§ **AIM**
Collect the lines of the entries where "logged" shows up.

§ **THE RECORDS**
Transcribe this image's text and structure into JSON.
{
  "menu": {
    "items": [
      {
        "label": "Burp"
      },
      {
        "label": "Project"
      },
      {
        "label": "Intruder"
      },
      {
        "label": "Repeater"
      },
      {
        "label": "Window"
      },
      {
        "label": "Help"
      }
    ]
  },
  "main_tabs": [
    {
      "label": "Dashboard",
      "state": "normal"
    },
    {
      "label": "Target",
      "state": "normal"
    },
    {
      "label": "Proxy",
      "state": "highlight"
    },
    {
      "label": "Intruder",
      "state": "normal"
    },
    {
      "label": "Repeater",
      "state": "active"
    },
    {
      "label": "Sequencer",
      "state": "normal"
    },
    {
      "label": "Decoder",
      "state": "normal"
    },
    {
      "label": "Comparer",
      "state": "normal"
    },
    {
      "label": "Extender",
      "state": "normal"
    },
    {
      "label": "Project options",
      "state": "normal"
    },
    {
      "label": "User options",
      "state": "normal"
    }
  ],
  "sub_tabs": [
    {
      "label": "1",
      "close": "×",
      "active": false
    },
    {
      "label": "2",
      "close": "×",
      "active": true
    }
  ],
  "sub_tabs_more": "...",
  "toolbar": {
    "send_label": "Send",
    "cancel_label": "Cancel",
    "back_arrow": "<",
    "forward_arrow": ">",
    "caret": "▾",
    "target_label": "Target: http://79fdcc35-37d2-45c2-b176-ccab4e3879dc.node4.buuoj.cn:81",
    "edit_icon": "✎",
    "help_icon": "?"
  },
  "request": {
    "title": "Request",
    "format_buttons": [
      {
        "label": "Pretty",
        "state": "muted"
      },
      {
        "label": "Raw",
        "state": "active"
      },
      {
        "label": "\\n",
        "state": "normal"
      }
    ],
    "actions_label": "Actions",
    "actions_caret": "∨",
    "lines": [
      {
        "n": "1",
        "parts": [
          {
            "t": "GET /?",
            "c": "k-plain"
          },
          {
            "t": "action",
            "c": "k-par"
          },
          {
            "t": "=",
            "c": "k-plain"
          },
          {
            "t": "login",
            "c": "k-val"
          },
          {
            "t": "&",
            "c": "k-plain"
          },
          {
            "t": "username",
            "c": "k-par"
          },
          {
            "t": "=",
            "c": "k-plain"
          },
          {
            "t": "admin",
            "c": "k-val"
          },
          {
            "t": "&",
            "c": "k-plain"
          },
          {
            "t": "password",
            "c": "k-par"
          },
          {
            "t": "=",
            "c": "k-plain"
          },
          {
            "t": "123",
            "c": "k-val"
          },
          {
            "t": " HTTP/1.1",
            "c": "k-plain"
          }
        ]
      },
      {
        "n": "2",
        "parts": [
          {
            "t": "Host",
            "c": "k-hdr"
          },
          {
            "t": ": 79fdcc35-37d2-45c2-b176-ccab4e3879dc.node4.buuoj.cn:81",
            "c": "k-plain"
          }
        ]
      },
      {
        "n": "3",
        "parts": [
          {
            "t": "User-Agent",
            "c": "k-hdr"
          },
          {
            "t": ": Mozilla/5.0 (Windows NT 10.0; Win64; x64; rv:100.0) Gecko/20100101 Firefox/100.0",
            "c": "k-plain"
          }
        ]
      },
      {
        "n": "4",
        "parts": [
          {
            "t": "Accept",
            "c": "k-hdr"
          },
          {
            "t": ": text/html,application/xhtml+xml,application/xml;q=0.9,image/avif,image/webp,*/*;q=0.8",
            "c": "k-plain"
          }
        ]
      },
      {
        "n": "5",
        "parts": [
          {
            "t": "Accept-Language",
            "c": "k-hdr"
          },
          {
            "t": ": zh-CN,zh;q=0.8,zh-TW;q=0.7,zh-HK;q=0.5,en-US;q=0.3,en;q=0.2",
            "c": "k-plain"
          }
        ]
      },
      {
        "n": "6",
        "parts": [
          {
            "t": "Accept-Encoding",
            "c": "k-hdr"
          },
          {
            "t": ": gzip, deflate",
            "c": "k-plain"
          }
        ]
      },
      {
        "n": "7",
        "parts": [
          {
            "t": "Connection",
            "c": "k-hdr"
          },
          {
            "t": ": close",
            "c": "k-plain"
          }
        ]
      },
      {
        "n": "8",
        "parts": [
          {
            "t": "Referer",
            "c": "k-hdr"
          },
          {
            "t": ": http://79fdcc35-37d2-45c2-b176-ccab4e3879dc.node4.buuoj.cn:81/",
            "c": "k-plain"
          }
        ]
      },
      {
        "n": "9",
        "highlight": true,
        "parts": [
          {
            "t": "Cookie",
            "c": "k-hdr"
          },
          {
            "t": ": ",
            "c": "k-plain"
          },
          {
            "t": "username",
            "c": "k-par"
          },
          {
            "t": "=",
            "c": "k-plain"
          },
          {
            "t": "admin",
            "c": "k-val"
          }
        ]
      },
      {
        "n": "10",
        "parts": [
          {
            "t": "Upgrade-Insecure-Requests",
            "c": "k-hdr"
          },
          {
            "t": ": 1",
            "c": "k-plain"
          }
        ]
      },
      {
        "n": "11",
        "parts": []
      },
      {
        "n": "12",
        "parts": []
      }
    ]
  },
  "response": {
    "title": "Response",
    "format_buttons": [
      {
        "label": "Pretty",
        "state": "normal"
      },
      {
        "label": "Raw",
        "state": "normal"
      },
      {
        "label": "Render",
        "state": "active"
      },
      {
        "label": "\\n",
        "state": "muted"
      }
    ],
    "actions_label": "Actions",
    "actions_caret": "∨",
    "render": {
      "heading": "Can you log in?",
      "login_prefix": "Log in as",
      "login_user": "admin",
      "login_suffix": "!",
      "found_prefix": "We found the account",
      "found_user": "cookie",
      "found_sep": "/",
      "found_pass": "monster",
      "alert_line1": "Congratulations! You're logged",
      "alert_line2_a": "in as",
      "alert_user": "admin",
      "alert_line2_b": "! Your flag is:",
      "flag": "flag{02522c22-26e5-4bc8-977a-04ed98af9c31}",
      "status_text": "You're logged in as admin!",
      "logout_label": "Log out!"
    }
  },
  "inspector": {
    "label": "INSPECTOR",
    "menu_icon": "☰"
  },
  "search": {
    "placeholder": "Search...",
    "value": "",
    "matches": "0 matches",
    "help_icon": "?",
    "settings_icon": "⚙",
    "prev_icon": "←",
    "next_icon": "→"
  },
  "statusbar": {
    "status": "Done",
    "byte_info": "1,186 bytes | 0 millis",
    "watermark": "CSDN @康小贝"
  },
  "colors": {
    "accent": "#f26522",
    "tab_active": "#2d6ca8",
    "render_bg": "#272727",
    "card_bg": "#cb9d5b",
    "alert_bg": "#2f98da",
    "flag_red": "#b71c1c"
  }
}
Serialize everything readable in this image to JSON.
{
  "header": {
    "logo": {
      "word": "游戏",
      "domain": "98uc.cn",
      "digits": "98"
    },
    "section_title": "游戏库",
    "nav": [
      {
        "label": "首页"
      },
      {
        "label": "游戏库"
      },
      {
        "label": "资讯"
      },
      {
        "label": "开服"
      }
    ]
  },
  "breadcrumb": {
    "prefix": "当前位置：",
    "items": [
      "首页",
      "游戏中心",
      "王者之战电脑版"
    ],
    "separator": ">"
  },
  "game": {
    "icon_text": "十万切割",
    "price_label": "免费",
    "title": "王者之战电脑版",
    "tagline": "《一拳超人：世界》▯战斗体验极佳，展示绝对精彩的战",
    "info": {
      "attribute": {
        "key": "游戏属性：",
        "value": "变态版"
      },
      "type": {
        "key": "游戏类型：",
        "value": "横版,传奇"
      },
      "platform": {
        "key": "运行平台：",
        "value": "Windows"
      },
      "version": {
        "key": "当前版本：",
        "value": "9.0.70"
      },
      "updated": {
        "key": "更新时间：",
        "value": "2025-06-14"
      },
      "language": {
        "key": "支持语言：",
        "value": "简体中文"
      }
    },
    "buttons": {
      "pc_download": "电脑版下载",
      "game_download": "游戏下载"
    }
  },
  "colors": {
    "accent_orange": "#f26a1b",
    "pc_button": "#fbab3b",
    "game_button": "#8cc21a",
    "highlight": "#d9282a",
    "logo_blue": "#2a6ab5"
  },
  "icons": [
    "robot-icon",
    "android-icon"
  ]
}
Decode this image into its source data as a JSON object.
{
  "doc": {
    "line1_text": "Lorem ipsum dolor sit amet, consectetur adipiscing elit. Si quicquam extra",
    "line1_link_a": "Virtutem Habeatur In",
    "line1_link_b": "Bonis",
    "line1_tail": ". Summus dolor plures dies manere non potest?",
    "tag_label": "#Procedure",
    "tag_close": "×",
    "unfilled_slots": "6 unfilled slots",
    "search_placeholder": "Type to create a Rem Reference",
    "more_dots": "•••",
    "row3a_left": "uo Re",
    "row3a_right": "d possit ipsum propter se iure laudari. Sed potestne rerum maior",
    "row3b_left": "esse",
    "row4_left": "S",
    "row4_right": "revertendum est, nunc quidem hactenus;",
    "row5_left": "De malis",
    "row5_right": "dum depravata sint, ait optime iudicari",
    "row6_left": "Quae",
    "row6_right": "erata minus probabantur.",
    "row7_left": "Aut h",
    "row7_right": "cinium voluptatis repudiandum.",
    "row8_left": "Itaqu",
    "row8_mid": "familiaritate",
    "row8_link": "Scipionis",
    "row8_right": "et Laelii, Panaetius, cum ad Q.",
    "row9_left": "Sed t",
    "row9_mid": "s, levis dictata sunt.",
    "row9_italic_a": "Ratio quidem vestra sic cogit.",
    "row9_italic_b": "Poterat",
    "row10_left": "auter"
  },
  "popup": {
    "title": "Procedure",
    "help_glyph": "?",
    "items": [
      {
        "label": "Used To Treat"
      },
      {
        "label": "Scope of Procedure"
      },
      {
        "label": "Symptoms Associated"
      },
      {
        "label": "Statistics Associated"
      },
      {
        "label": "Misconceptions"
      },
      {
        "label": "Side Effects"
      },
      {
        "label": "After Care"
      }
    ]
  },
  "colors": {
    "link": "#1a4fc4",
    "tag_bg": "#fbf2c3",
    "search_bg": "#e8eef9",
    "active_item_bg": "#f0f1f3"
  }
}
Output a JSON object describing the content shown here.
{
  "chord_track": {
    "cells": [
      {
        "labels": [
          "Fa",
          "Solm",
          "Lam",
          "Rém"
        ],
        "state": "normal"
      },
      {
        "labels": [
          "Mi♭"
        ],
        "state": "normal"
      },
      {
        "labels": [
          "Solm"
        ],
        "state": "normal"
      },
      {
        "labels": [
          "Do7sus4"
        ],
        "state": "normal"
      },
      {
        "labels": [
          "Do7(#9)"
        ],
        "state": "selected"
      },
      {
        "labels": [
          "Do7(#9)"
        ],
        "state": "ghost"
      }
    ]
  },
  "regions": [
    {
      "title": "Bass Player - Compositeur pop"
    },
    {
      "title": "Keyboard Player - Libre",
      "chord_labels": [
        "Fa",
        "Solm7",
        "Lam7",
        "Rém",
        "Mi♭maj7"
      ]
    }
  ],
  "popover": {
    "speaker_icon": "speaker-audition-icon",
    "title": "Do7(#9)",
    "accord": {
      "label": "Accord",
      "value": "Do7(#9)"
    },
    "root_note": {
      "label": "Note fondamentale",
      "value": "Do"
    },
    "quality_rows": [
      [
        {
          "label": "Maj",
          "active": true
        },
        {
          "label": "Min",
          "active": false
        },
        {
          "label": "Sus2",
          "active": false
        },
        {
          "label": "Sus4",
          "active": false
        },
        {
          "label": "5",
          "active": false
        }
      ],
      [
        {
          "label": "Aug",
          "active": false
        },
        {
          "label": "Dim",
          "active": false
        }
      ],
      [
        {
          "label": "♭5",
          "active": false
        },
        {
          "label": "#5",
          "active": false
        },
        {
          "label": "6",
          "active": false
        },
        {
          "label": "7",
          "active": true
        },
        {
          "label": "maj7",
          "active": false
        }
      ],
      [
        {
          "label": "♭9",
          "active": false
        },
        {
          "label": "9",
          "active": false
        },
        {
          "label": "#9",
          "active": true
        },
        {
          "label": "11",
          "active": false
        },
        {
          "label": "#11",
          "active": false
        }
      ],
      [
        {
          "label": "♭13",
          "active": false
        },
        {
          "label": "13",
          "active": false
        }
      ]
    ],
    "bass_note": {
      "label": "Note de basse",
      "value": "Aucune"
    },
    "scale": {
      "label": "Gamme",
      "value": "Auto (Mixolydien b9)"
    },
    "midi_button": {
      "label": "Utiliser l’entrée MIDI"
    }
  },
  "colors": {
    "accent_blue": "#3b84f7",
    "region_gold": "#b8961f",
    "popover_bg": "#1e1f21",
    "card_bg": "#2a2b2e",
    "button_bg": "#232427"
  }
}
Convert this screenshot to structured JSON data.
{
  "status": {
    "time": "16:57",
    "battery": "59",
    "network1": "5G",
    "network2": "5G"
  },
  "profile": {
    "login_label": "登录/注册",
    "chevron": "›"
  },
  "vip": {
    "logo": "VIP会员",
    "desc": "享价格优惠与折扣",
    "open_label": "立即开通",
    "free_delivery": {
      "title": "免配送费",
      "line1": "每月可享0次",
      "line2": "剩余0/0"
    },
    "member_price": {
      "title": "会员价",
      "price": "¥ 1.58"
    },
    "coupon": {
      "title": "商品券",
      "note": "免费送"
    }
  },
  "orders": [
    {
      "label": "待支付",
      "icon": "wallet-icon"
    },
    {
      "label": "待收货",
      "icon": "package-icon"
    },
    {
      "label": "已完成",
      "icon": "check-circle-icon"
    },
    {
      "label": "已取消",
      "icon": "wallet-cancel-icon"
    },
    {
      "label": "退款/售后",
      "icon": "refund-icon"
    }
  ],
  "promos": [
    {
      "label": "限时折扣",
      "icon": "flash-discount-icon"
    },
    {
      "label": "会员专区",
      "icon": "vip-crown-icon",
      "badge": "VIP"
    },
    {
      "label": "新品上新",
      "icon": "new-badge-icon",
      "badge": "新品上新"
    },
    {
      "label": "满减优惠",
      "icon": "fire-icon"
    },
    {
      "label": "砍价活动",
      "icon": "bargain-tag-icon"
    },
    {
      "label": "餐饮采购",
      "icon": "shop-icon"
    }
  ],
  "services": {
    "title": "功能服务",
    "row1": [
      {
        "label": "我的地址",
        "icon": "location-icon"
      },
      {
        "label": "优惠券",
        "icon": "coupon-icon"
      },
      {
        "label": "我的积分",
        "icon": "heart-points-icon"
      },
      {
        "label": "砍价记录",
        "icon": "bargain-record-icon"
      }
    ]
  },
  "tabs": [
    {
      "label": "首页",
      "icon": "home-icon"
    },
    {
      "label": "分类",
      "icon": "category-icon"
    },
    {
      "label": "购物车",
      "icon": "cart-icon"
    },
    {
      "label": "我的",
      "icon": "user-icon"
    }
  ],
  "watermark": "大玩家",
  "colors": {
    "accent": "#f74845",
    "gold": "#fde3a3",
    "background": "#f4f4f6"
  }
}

§ **ANSWER TO THE PROBLEM**
      "alert_line1": "Congratulations! You're logged",
      "status_text": "You're logged in as admin!",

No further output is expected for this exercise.